WORK REQUIRED:
Your task is to give the data again, exactly, with every line intact.

RECORD LIST:
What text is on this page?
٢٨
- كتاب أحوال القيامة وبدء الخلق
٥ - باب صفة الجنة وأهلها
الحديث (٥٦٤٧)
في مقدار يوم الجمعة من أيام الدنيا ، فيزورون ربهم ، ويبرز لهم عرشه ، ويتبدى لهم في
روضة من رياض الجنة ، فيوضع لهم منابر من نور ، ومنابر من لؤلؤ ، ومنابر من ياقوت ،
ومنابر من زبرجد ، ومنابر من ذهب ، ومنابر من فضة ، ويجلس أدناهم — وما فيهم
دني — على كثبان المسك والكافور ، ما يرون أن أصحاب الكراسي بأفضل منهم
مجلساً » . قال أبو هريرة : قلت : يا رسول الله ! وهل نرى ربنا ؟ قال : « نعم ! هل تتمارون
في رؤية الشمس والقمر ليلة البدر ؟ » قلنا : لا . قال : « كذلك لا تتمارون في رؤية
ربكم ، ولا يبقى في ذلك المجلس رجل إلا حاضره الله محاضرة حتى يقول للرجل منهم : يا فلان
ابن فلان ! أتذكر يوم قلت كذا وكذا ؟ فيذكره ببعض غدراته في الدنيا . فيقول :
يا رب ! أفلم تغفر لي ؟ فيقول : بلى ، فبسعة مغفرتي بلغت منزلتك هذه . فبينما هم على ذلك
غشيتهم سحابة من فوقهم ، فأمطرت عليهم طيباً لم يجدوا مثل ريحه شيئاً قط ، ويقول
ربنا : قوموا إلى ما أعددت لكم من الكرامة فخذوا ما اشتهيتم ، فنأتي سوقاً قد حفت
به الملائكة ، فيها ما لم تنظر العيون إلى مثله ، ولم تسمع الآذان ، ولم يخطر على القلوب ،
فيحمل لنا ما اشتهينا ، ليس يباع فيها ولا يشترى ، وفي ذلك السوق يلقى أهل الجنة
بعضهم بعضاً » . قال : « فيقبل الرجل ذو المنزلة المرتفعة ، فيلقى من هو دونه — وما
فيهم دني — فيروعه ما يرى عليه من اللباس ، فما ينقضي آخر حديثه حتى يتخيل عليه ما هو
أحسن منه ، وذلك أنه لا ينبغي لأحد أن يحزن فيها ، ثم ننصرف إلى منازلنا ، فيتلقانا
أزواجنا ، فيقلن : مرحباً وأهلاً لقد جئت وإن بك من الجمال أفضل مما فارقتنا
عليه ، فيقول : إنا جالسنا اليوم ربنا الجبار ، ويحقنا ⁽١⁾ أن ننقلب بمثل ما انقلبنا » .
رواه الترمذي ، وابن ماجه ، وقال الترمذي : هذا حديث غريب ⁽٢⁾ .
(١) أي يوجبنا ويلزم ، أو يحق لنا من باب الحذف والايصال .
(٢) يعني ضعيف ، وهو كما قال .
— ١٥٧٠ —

RESPONSE BELOW:
What text is on this page?
٢٨
- كتاب أحوال القيامة وبدء الخلق
٥ - باب صفة الجنة وأهلها
الحديث (٥٦٤٧)
في مقدار يوم الجمعة من أيام الدنيا ، فيزورون ربهم ، ويبرز لهم عرشه ، ويتبدى لهم في
روضة من رياض الجنة ، فيوضع لهم منابر من نور ، ومنابر من لؤلؤ ، ومنابر من ياقوت ،
ومنابر من زبرجد ، ومنابر من ذهب ، ومنابر من فضة ، ويجلس أدناهم — وما فيهم
دني — على كثبان المسك والكافور ، ما يرون أن أصحاب الكراسي بأفضل منهم
مجلساً » . قال أبو هريرة : قلت : يا رسول الله ! وهل نرى ربنا ؟ قال : « نعم ! هل تتمارون
في رؤية الشمس والقمر ليلة البدر ؟ » قلنا : لا . قال : « كذلك لا تتمارون في رؤية
ربكم ، ولا يبقى في ذلك المجلس رجل إلا حاضره الله محاضرة حتى يقول للرجل منهم : يا فلان
ابن فلان ! أتذكر يوم قلت كذا وكذا ؟ فيذكره ببعض غدراته في الدنيا . فيقول :
يا رب ! أفلم تغفر لي ؟ فيقول : بلى ، فبسعة مغفرتي بلغت منزلتك هذه . فبينما هم على ذلك
غشيتهم سحابة من فوقهم ، فأمطرت عليهم طيباً لم يجدوا مثل ريحه شيئاً قط ، ويقول
ربنا : قوموا إلى ما أعددت لكم من الكرامة فخذوا ما اشتهيتم ، فنأتي سوقاً قد حفت
به الملائكة ، فيها ما لم تنظر العيون إلى مثله ، ولم تسمع الآذان ، ولم يخطر على القلوب ،
فيحمل لنا ما اشتهينا ، ليس يباع فيها ولا يشترى ، وفي ذلك السوق يلقى أهل الجنة
بعضهم بعضاً » . قال : « فيقبل الرجل ذو المنزلة المرتفعة ، فيلقى من هو دونه — وما
فيهم دني — فيروعه ما يرى عليه من اللباس ، فما ينقضي آخر حديثه حتى يتخيل عليه ما هو
أحسن منه ، وذلك أنه لا ينبغي لأحد أن يحزن فيها ، ثم ننصرف إلى منازلنا ، فيتلقانا
أزواجنا ، فيقلن : مرحباً وأهلاً لقد جئت وإن بك من الجمال أفضل مما فارقتنا
عليه ، فيقول : إنا جالسنا اليوم ربنا الجبار ، ويحقنا ⁽١⁾ أن ننقلب بمثل ما انقلبنا » .
رواه الترمذي ، وابن ماجه ، وقال الترمذي : هذا حديث غريب ⁽٢⁾ .
(١) أي يوجبنا ويلزم ، أو يحق لنا من باب الحذف والايصال .
(٢) يعني ضعيف ، وهو كما قال .
— ١٥٧٠ —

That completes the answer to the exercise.